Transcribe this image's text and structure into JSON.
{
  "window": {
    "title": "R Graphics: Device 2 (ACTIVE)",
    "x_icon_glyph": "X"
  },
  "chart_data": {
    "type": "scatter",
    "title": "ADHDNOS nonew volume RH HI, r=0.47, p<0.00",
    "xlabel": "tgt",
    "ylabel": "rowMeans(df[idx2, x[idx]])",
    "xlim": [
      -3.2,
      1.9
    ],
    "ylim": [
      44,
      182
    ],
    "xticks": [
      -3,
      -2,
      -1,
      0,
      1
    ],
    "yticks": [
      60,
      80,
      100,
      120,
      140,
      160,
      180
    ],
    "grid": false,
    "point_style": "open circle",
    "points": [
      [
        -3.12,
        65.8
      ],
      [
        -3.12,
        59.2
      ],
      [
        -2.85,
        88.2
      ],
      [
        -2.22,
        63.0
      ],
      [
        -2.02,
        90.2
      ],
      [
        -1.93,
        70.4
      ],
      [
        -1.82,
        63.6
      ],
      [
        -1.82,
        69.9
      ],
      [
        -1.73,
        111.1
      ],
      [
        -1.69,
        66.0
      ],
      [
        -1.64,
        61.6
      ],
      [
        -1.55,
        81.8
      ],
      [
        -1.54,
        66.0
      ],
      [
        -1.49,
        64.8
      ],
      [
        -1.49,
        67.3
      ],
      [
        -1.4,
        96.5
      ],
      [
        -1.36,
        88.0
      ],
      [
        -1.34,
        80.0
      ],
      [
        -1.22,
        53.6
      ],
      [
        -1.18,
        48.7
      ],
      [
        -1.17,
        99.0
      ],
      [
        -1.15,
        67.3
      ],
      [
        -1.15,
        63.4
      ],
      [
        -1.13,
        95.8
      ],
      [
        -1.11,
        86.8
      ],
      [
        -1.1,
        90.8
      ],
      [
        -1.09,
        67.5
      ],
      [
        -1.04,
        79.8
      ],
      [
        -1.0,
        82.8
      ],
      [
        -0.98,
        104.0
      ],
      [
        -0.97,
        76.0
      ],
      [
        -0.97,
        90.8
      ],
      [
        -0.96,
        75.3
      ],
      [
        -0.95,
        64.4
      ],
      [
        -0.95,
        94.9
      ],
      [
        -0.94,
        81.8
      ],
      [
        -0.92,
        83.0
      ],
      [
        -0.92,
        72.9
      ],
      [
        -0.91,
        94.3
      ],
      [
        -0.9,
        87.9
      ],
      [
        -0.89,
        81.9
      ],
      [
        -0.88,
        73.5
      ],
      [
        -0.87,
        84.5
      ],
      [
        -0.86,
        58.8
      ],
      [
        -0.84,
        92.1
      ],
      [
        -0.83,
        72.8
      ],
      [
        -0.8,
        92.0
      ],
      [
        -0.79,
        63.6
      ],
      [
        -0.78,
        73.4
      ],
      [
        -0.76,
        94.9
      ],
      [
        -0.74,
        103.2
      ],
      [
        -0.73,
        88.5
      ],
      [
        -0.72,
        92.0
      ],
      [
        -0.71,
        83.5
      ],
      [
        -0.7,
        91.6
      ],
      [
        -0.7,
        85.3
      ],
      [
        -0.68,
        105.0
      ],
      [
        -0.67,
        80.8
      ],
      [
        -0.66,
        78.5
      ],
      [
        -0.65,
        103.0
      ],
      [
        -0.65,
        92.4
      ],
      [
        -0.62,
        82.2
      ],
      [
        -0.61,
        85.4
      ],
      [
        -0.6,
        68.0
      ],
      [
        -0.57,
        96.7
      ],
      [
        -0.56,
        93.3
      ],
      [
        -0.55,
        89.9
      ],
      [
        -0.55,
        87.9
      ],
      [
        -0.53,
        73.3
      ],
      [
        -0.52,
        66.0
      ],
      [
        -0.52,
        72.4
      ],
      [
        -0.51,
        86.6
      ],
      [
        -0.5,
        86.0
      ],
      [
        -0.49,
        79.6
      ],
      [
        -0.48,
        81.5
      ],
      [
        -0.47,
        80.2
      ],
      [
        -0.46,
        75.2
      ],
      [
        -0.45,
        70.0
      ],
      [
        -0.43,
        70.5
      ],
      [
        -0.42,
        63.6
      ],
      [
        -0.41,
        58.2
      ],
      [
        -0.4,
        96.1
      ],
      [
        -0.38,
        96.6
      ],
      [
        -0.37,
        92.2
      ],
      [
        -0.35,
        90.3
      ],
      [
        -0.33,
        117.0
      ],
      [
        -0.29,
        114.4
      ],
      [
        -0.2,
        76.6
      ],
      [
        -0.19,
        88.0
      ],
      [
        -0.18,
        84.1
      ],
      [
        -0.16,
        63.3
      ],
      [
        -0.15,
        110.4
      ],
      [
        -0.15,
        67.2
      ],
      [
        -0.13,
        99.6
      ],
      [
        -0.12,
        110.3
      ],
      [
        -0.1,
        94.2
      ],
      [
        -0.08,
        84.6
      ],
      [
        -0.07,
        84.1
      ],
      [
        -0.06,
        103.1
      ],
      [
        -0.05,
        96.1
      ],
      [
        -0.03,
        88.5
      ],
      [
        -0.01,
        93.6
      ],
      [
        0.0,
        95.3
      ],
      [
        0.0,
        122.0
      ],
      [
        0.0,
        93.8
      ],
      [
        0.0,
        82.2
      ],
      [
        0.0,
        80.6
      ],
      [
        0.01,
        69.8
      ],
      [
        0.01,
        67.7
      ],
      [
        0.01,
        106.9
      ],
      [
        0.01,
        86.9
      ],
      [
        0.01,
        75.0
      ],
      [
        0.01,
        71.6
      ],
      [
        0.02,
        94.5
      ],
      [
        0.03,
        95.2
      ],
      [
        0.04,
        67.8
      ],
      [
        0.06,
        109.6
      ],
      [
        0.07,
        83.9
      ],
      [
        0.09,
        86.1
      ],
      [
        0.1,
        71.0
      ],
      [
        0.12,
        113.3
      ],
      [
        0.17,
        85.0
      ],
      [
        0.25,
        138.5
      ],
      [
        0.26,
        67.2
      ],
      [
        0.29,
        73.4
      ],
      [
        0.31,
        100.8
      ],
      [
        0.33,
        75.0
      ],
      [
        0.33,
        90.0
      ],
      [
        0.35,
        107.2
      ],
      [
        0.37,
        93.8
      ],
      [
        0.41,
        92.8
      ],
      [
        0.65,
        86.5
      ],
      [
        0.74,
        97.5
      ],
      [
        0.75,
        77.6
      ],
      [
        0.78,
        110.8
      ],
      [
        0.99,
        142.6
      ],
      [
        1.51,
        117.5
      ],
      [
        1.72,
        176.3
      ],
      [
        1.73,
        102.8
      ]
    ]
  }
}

===============

**Goal:** The whole listing above needs to be written out again exactly.

**The solution:**
Transcribe this image's text and structure into JSON.
{
  "window": {
    "title": "R Graphics: Device 2 (ACTIVE)",
    "x_icon_glyph": "X"
  },
  "chart_data": {
    "type": "scatter",
    "title": "ADHDNOS nonew volume RH HI, r=0.47, p<0.00",
    "xlabel": "tgt",
    "ylabel": "rowMeans(df[idx2, x[idx]])",
    "xlim": [
      -3.2,
      1.9
    ],
    "ylim": [
      44,
      182
    ],
    "xticks": [
      -3,
      -2,
      -1,
      0,
      1
    ],
    "yticks": [
      60,
      80,
      100,
      120,
      140,
      160,
      180
    ],
    "grid": false,
    "point_style": "open circle",
    "points": [
      [
        -3.12,
        65.8
      ],
      [
        -3.12,
        59.2
      ],
      [
        -2.85,
        88.2
      ],
      [
        -2.22,
        63.0
      ],
      [
        -2.02,
        90.2
      ],
      [
        -1.93,
        70.4
      ],
      [
        -1.82,
        63.6
      ],
      [
        -1.82,
        69.9
      ],
      [
        -1.73,
        111.1
      ],
      [
        -1.69,
        66.0
      ],
      [
        -1.64,
        61.6
      ],
      [
        -1.55,
        81.8
      ],
      [
        -1.54,
        66.0
      ],
      [
        -1.49,
        64.8
      ],
      [
        -1.49,
        67.3
      ],
      [
        -1.4,
        96.5
      ],
      [
        -1.36,
        88.0
      ],
      [
        -1.34,
        80.0
      ],
      [
        -1.22,
        53.6
      ],
      [
        -1.18,
        48.7
      ],
      [
        -1.17,
        99.0
      ],
      [
        -1.15,
        67.3
      ],
      [
        -1.15,
        63.4
      ],
      [
        -1.13,
        95.8
      ],
      [
        -1.11,
        86.8
      ],
      [
        -1.1,
        90.8
      ],
      [
        -1.09,
        67.5
      ],
      [
        -1.04,
        79.8
      ],
      [
        -1.0,
        82.8
      ],
      [
        -0.98,
        104.0
      ],
      [
        -0.97,
        76.0
      ],
      [
        -0.97,
        90.8
      ],
      [
        -0.96,
        75.3
      ],
      [
        -0.95,
        64.4
      ],
      [
        -0.95,
        94.9
      ],
      [
        -0.94,
        81.8
      ],
      [
        -0.92,
        83.0
      ],
      [
        -0.92,
        72.9
      ],
      [
        -0.91,
        94.3
      ],
      [
        -0.9,
        87.9
      ],
      [
        -0.89,
        81.9
      ],
      [
        -0.88,
        73.5
      ],
      [
        -0.87,
        84.5
      ],
      [
        -0.86,
        58.8
      ],
      [
        -0.84,
        92.1
      ],
      [
        -0.83,
        72.8
      ],
      [
        -0.8,
        92.0
      ],
      [
        -0.79,
        63.6
      ],
      [
        -0.78,
        73.4
      ],
      [
        -0.76,
        94.9
      ],
      [
        -0.74,
        103.2
      ],
      [
        -0.73,
        88.5
      ],
      [
        -0.72,
        92.0
      ],
      [
        -0.71,
        83.5
      ],
      [
        -0.7,
        91.6
      ],
      [
        -0.7,
        85.3
      ],
      [
        -0.68,
        105.0
      ],
      [
        -0.67,
        80.8
      ],
      [
        -0.66,
        78.5
      ],
      [
        -0.65,
        103.0
      ],
      [
        -0.65,
        92.4
      ],
      [
        -0.62,
        82.2
      ],
      [
        -0.61,
        85.4
      ],
      [
        -0.6,
        68.0
      ],
      [
        -0.57,
        96.7
      ],
      [
        -0.56,
        93.3
      ],
      [
        -0.55,
        89.9
      ],
      [
        -0.55,
        87.9
      ],
      [
        -0.53,
        73.3
      ],
      [
        -0.52,
        66.0
      ],
      [
        -0.52,
        72.4
      ],
      [
        -0.51,
        86.6
      ],
      [
        -0.5,
        86.0
      ],
      [
        -0.49,
        79.6
      ],
      [
        -0.48,
        81.5
      ],
      [
        -0.47,
        80.2
      ],
      [
        -0.46,
        75.2
      ],
      [
        -0.45,
        70.0
      ],
      [
        -0.43,
        70.5
      ],
      [
        -0.42,
        63.6
      ],
      [
        -0.41,
        58.2
      ],
      [
        -0.4,
        96.1
      ],
      [
        -0.38,
        96.6
      ],
      [
        -0.37,
        92.2
      ],
      [
        -0.35,
        90.3
      ],
      [
        -0.33,
        117.0
      ],
      [
        -0.29,
        114.4
      ],
      [
        -0.2,
        76.6
      ],
      [
        -0.19,
        88.0
      ],
      [
        -0.18,
        84.1
      ],
      [
        -0.16,
        63.3
      ],
      [
        -0.15,
        110.4
      ],
      [
        -0.15,
        67.2
      ],
      [
        -0.13,
        99.6
      ],
      [
        -0.12,
        110.3
      ],
      [
        -0.1,
        94.2
      ],
      [
        -0.08,
        84.6
      ],
      [
        -0.07,
        84.1
      ],
      [
        -0.06,
        103.1
      ],
      [
        -0.05,
        96.1
      ],
      [
        -0.03,
        88.5
      ],
      [
        -0.01,
        93.6
      ],
      [
        0.0,
        95.3
      ],
      [
        0.0,
        122.0
      ],
      [
        0.0,
        93.8
      ],
      [
        0.0,
        82.2
      ],
      [
        0.0,
        80.6
      ],
      [
        0.01,
        69.8
      ],
      [
        0.01,
        67.7
      ],
      [
        0.01,
        106.9
      ],
      [
        0.01,
        86.9
      ],
      [
        0.01,
        75.0
      ],
      [
        0.01,
        71.6
      ],
      [
        0.02,
        94.5
      ],
      [
        0.03,
        95.2
      ],
      [
        0.04,
        67.8
      ],
      [
        0.06,
        109.6
      ],
      [
        0.07,
        83.9
      ],
      [
        0.09,
        86.1
      ],
      [
        0.1,
        71.0
      ],
      [
        0.12,
        113.3
      ],
      [
        0.17,
        85.0
      ],
      [
        0.25,
        138.5
      ],
      [
        0.26,
        67.2
      ],
      [
        0.29,
        73.4
      ],
      [
        0.31,
        100.8
      ],
      [
        0.33,
        75.0
      ],
      [
        0.33,
        90.0
      ],
      [
        0.35,
        107.2
      ],
      [
        0.37,
        93.8
      ],
      [
        0.41,
        92.8
      ],
      [
        0.65,
        86.5
      ],
      [
        0.74,
        97.5
      ],
      [
        0.75,
        77.6
      ],
      [
        0.78,
        110.8
      ],
      [
        0.99,
        142.6
      ],
      [
        1.51,
        117.5
      ],
      [
        1.72,
        176.3
      ],
      [
        1.73,
        102.8
      ]
    ]
  }
}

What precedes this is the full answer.